• EXERCISE GOAL
The exercise asks you to copy every line below in which "this" appears.

• ROWS
▬▬▬▬▬▬

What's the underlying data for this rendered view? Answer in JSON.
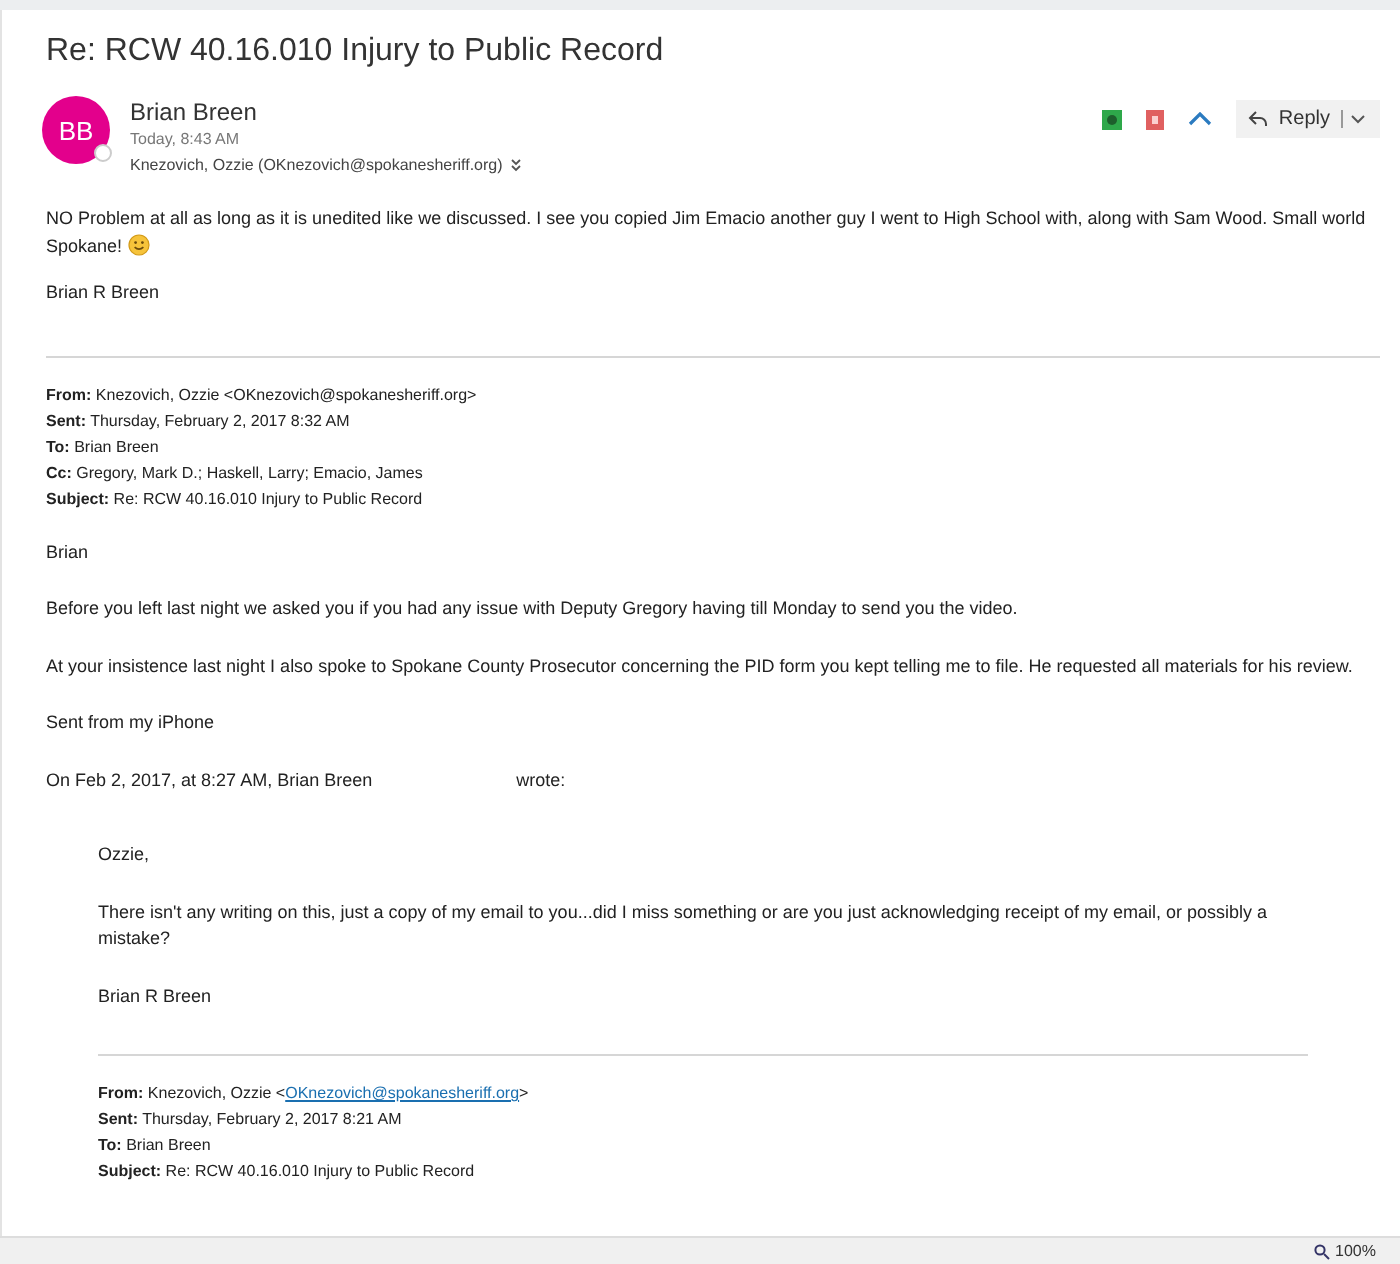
{
  "subject": "Re: RCW 40.16.010 Injury to Public Record",
  "sender": {
    "initials": "BB",
    "name": "Brian Breen",
    "time": "Today, 8:43 AM",
    "recipients": "Knezovich, Ozzie (OKnezovich@spokanesheriff.org)"
  },
  "reply_button": {
    "label": "Reply"
  },
  "message": {
    "paragraphs": [
      "NO Problem at all as long as it is unedited like we discussed. I see you copied Jim Emacio another guy I went to High School with, along with Sam Wood. Small world Spokane!"
    ],
    "signature": "Brian R Breen"
  },
  "quoted_1": {
    "headers": [
      {
        "label": "From:",
        "value": "Knezovich, Ozzie <OKnezovich@spokanesheriff.org>"
      },
      {
        "label": "Sent:",
        "value": "Thursday, February 2, 2017 8:32 AM"
      },
      {
        "label": "To:",
        "value": "Brian Breen"
      },
      {
        "label": "Cc:",
        "value": "Gregory, Mark D.; Haskell, Larry; Emacio, James"
      },
      {
        "label": "Subject:",
        "value": "Re: RCW 40.16.010 Injury to Public Record"
      }
    ],
    "paragraphs": [
      "Brian",
      "Before you left last night we asked you if you had any issue with Deputy Gregory having till Monday to send you the video.",
      "At your insistence last night I also spoke to Spokane County Prosecutor concerning the PID form you kept telling me to file.  He requested all materials for his review.",
      "Sent from my iPhone"
    ],
    "attribution": {
      "before": "On Feb 2, 2017, at 8:27 AM, Brian Breen",
      "after": "wrote:"
    }
  },
  "quoted_2": {
    "paragraphs": [
      "Ozzie,",
      "There isn't any writing on this, just a copy of my email to you...did I miss something or are you just acknowledging receipt of my email, or possibly a mistake?",
      "Brian R Breen"
    ],
    "headers": [
      {
        "label": "From:",
        "value": "Knezovich, Ozzie <",
        "link": "OKnezovich@spokanesheriff.org",
        "suffix": ">"
      },
      {
        "label": "Sent:",
        "value": "Thursday, February 2, 2017 8:21 AM"
      },
      {
        "label": "To:",
        "value": "Brian Breen"
      },
      {
        "label": "Subject:",
        "value": "Re: RCW 40.16.010 Injury to Public Record"
      }
    ]
  },
  "status_bar": {
    "zoom": "100%"
  }
}
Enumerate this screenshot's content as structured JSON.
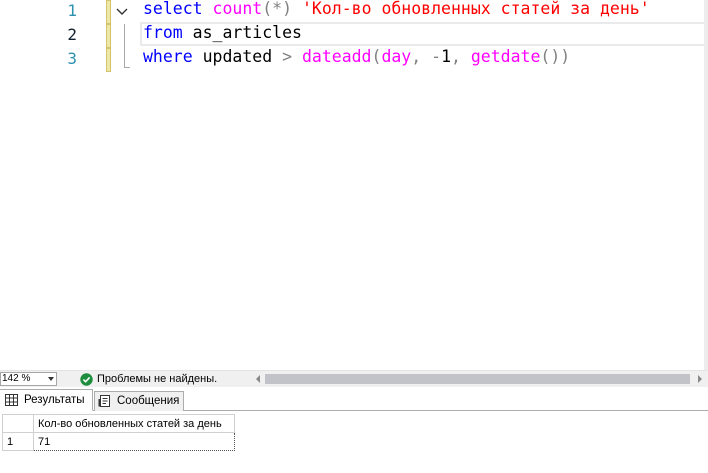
{
  "editor": {
    "line_numbers": [
      "1",
      "2",
      "3"
    ],
    "lines": [
      [
        {
          "text": "select",
          "cls": "kw"
        },
        {
          "text": " ",
          "cls": "plain"
        },
        {
          "text": "count",
          "cls": "fn"
        },
        {
          "text": "(*)",
          "cls": "op"
        },
        {
          "text": " ",
          "cls": "plain"
        },
        {
          "text": "'Кол-во обновленных статей за день'",
          "cls": "str"
        }
      ],
      [
        {
          "text": "from",
          "cls": "kw"
        },
        {
          "text": " as_articles",
          "cls": "plain"
        }
      ],
      [
        {
          "text": "where",
          "cls": "kw"
        },
        {
          "text": " updated ",
          "cls": "plain"
        },
        {
          "text": ">",
          "cls": "op"
        },
        {
          "text": " ",
          "cls": "plain"
        },
        {
          "text": "dateadd",
          "cls": "fn"
        },
        {
          "text": "(",
          "cls": "op"
        },
        {
          "text": "day",
          "cls": "fn"
        },
        {
          "text": ",",
          "cls": "op"
        },
        {
          "text": " ",
          "cls": "plain"
        },
        {
          "text": "-",
          "cls": "op"
        },
        {
          "text": "1",
          "cls": "plain"
        },
        {
          "text": ",",
          "cls": "op"
        },
        {
          "text": " ",
          "cls": "plain"
        },
        {
          "text": "getdate",
          "cls": "fn"
        },
        {
          "text": "())",
          "cls": "op"
        }
      ]
    ],
    "current_line": 2,
    "colors": {
      "keyword": "#0000ff",
      "function": "#ff00ff",
      "string": "#ff0000",
      "operator": "#808080",
      "line_number": "#2b91af"
    }
  },
  "status": {
    "zoom": "142 %",
    "message": "Проблемы не найдены.",
    "ok_icon": "check-circle-icon"
  },
  "results": {
    "tabs": [
      {
        "label": "Результаты",
        "icon": "grid-icon"
      },
      {
        "label": "Сообщения",
        "icon": "messages-icon"
      }
    ],
    "columns": [
      "Кол-во обновленных статей за день"
    ],
    "rows": [
      {
        "num": "1",
        "cells": [
          "71"
        ]
      }
    ]
  }
}
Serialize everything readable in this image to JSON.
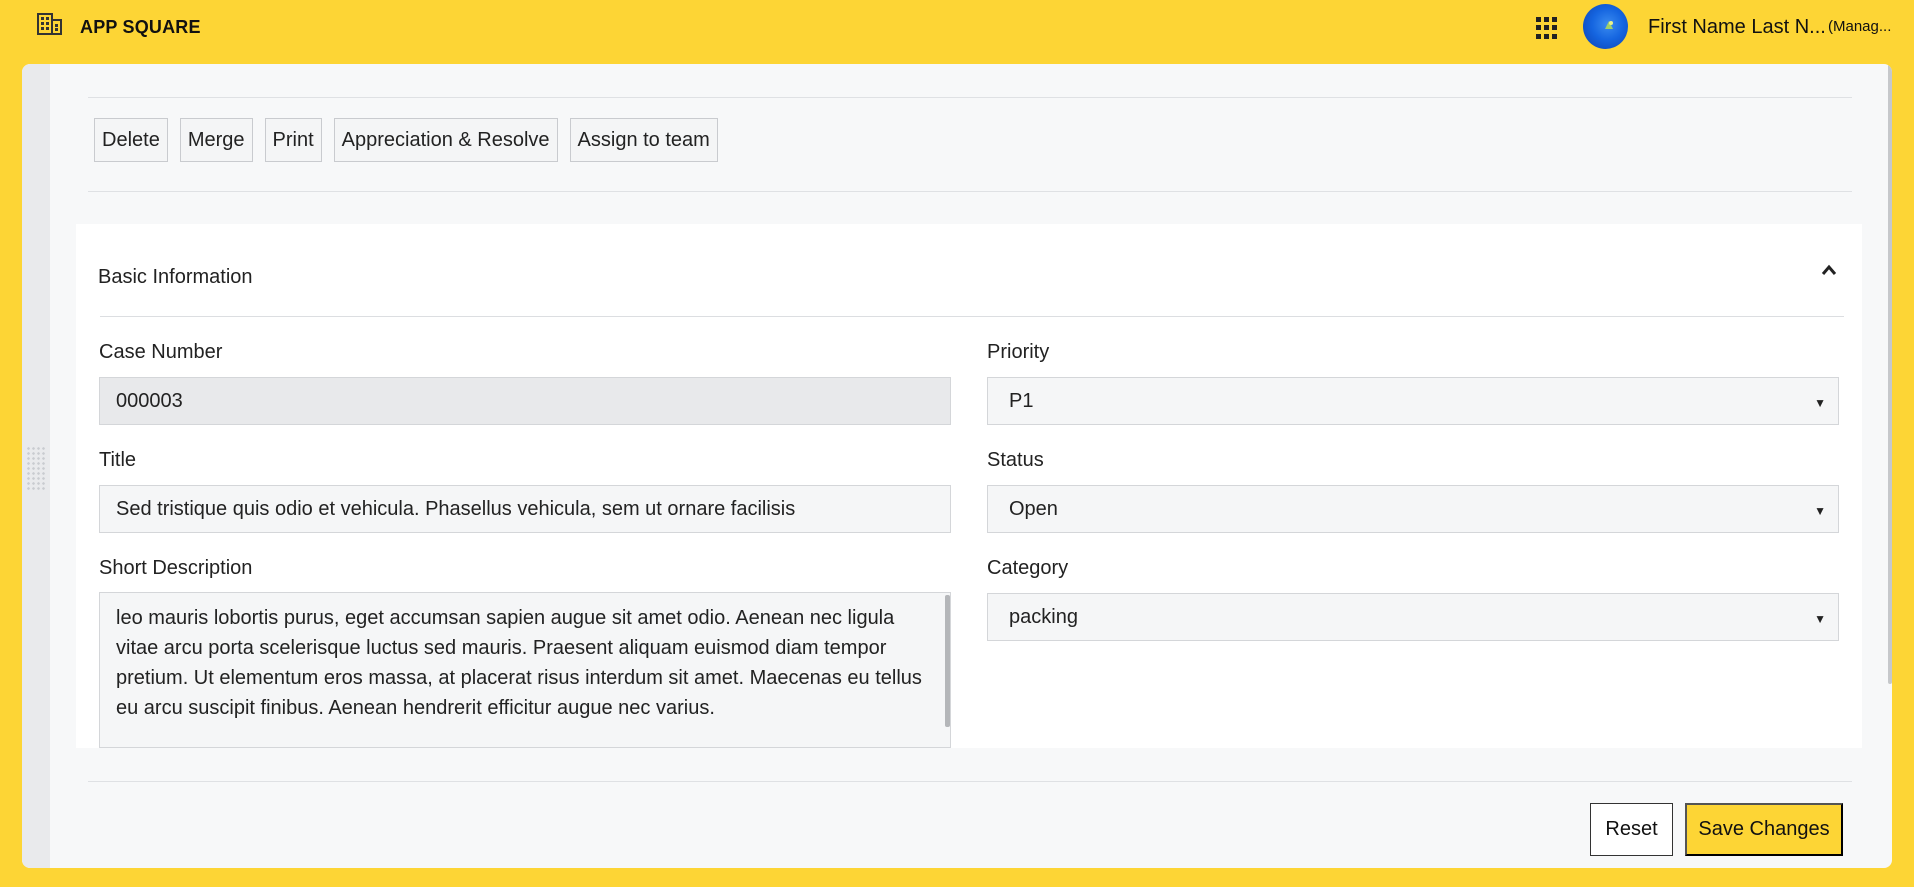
{
  "app": {
    "title": "APP SQUARE",
    "brand_icon": "building-icon"
  },
  "header": {
    "apps_icon": "grid-icon",
    "user_name": "First Name Last N...",
    "user_role": "(Manag..."
  },
  "toolbar": {
    "delete_label": "Delete",
    "merge_label": "Merge",
    "print_label": "Print",
    "appreciation_label": "Appreciation & Resolve",
    "assign_label": "Assign to team"
  },
  "section": {
    "title": "Basic Information",
    "collapse_icon": "chevron-up-icon"
  },
  "form": {
    "case_number": {
      "label": "Case Number",
      "value": "000003"
    },
    "title": {
      "label": "Title",
      "value": "Sed tristique quis odio et vehicula. Phasellus vehicula, sem ut ornare facilisis"
    },
    "short_description": {
      "label": "Short Description",
      "value": "leo mauris lobortis purus, eget accumsan sapien augue sit amet odio. Aenean nec ligula vitae arcu porta scelerisque luctus sed mauris. Praesent aliquam euismod diam tempor pretium. Ut elementum eros massa, at placerat risus interdum sit amet. Maecenas eu tellus eu arcu suscipit finibus. Aenean hendrerit efficitur augue nec varius."
    },
    "priority": {
      "label": "Priority",
      "value": "P1"
    },
    "status": {
      "label": "Status",
      "value": "Open"
    },
    "category": {
      "label": "Category",
      "value": "packing"
    }
  },
  "footer": {
    "reset_label": "Reset",
    "save_label": "Save Changes"
  },
  "colors": {
    "accent": "#fdd535",
    "surface": "#f7f8f9",
    "card": "#ffffff"
  }
}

▬▬▬▬▬▬

• EXERCISE RESPONSE
What's the underlying data for this rendered view? Answer in JSON.
      "There isn't any writing on this, just a copy of my email to you...did I miss something or are you just acknowledging receipt of my email, or possibly a mistake?",
Enumerate this screenshot's content as structured JSON.
Serialize everything readable in this image to JSON.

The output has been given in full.